##### TEXT

This has been a crazy week. I spent a lot of the week talking to
people on the show floor and in the .org pavilion about a lot of
various issues, both for Red Hat and for the Mozilla Foundation.
It was nice to put some faces with some names. I live in the
world where you talk to people over email and irc, but rarely get
to meet them. This was one of those times when you get to meet
up.
On Wednesday I got to do a 20 minute song and dance at the Linux
in Government Breakfast. I went about as fast as I could, given
the time constraints and I hope that I didn't lose anyone. It was
a group of around 30 government folks, many from local towns and
states but a few from as far away as Virginia. Giving quick talks
from the open source community were Fernanda from Brazil, talking
about her work with local organizations and government, myself
talking about the success of firefox and some folks from the LTSP
talking about their project. On the government side, Jim Willis
talked about bringing open source software into the Rhode Island
state government. He talked about some of the challenges he faced
as well as some of the successes that they enjoyed. I hope that
it was interesting to everyone involved.
On the sidelines both before and after the meeting I got the
chance to talk to people about what we're doing in the Mozilla
community right now and over the next few months. At least in
that crowd there was a lot of interest in both the mail and
calendar problems. Many had deployed Thunderbird and were using
it successfully. There was a huge amount of interest in
Calendaring as well. On the client side Mozilla is currently
working on Sunbird
and we're really looking forward to what that project might
produce over the next few months. It's worth keeping an eye on.
In a coincidence of amazing timing, Novell has started the Hula Server Project, based
on Novell's NetMail product. It's a mail server and calendar
server which fills a huge gap in the open source world. There
have been mail and calendar servers in the past, but not with the
kind of focus that we've got here. (A collection of random pieces
of software doesn't count.) And there really hasn't been a
working calendar server until now. It doesn't yet have support
for CalDAV, but I think it's only a matter of time before it does.

##########
##### MATERIAL SUPPLIED

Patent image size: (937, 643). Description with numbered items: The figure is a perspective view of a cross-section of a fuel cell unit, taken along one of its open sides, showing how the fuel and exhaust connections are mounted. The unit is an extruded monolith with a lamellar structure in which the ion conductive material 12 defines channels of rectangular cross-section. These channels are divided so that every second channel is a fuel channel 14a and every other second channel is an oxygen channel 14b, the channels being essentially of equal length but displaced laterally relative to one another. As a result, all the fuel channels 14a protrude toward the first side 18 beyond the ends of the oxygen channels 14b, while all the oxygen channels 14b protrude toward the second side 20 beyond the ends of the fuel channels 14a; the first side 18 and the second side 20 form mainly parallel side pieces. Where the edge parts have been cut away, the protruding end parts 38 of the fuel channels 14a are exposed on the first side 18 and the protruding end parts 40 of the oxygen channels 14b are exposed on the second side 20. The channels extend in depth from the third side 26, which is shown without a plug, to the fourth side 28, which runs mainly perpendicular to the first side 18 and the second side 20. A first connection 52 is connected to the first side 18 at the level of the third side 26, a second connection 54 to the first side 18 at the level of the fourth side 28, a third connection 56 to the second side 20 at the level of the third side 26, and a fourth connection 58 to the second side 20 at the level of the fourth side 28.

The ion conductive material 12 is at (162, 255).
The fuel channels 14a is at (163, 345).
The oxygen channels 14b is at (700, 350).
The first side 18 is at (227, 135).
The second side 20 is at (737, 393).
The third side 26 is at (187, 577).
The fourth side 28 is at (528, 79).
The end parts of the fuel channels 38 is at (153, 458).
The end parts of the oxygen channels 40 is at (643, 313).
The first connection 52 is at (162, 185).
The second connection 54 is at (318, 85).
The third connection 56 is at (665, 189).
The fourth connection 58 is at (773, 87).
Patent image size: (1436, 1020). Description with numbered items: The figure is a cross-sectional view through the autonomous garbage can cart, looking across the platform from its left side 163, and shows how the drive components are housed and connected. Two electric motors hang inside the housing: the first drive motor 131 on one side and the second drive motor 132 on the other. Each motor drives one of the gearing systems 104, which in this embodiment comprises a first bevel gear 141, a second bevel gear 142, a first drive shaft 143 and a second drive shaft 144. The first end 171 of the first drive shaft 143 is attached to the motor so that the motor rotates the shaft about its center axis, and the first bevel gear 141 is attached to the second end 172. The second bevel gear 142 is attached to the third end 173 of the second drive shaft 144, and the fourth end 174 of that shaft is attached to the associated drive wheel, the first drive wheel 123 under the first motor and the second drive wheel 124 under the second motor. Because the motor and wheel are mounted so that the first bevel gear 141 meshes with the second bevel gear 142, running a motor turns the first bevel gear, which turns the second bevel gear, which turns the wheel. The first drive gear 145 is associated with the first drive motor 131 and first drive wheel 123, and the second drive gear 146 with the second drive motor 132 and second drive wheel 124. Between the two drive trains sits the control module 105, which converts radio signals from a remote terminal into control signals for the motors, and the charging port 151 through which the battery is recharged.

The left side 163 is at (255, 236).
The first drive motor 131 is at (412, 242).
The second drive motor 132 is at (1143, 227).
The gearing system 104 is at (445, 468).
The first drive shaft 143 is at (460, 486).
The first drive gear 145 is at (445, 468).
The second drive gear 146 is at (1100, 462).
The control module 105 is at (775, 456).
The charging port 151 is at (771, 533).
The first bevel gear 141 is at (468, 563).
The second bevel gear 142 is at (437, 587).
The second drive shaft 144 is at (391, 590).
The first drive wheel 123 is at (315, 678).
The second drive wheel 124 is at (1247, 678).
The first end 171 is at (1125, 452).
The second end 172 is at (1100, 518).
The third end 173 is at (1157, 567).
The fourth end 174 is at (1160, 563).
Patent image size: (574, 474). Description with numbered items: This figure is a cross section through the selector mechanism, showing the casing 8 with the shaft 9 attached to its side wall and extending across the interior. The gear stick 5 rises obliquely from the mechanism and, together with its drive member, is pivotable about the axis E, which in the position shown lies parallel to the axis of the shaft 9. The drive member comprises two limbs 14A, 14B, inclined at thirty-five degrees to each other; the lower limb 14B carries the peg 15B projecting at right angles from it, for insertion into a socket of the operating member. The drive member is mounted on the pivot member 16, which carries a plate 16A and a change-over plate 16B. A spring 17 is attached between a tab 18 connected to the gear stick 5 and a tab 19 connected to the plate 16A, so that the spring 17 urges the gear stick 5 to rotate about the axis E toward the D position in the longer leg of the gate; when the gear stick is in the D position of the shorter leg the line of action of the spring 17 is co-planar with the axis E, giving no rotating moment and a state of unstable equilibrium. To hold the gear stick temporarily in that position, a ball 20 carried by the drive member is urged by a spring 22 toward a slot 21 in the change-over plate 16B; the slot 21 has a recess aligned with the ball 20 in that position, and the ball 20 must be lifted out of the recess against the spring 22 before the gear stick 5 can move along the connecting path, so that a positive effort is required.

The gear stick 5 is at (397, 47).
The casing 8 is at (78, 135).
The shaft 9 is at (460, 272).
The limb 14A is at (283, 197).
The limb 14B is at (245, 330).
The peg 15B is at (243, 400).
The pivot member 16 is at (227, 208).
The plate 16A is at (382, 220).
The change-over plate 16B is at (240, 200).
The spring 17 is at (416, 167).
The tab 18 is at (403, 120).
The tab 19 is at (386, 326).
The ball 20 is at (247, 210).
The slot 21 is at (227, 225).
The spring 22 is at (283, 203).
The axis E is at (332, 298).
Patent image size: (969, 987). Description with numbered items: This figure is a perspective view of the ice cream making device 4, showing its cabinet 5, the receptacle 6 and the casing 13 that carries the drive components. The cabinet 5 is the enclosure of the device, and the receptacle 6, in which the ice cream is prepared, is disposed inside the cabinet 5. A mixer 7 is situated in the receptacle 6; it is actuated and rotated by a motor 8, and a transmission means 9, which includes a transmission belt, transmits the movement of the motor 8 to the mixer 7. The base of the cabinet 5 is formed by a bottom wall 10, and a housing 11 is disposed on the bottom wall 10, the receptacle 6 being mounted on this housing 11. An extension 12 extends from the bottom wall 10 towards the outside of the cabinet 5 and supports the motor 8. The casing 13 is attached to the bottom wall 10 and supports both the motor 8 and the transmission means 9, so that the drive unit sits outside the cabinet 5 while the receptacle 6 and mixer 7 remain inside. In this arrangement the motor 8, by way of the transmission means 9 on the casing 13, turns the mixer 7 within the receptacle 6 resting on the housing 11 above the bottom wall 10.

##########

# TASK LIST:
a) Can you reproduce the conference-week blog post verbatim from "In a coincidence" up to and including "before it does."?
b) How would the conference-week blog post carry on past its last sentence? Extend it from there.

# RESPONSES:
a)
In a coincidence of amazing timing, Novell has started the Hula Server Project, based
on Novell's NetMail product. It's a mail server and calendar
server which fills a huge gap in the open source world. There
have been mail and calendar servers in the past, but not with the
kind of focus that we've got here. (A collection of random pieces
of software doesn't count.) And there really hasn't been a
working calendar server until now. It doesn't yet have support
for CalDAV, but I think it's only a matter of time before it does.

b)
And they have the usual nat-and-miguel-supplied energy behind the
project, so they will probably end up with developers and a good
healthy project. Nat and I sat down and talked for a half an hour
or so, with me trying to prod into describing why they were doing
what they are doing, what they want to get out of it in the long
term and what they will do when and if the Hula server ends up
competing with Novell's larger groupware products. I was pretty
satisfied with his replies - it sounds like they are doing it for
the right reasons and Nat and his cohorts really understand how
open source works (that is, you either work together or you die)
so I have high hopes for the Hula project.
On that note, I should talk a little bit more about the Netscape
Servers that Red Hat recently purchased. I haven't posted in a
while and I don't think that anyone else has either. I got a lot
of questions from my previous post on the subject. People
wondering what our plans are and what the timelines are. I can't
speak as to the timelines, but I can say that a plan is coming
together.
For the Directory Server we've selected a license for the project
and have started working on getting the source together for a
release. We have pretty solid buy-in from inside of the company
to make this happen from a political standpoint, so most of those
bases are covered. From the strictly technical standpoint, we've
got some large hurdles. The build system that it uses right now
is pretty far from autoconf. That means that it's not as simple
as running ./configure and having an ldap server come out the
other end. It's also has a history of only being built in a
single environment. This means that the locations for a lot of
the libraries that the Directory Server expects to build against
are hard wired into the build system. Simply put, there's a huge
amount of work that needs to happen in order to get this code into
a buildable state for people outside of our build environment.
I'm not sure if we'll be in a buildable state at the time the
source is released, but I'm hoping that we can get there. It's
just a long road. (As a side note, this is one of the things that
I really liked about the Hula project - you could just pull and
build with familiar tools. I think it's one of the reasons why
they've gotten so many people interested in such a short amount of
time.)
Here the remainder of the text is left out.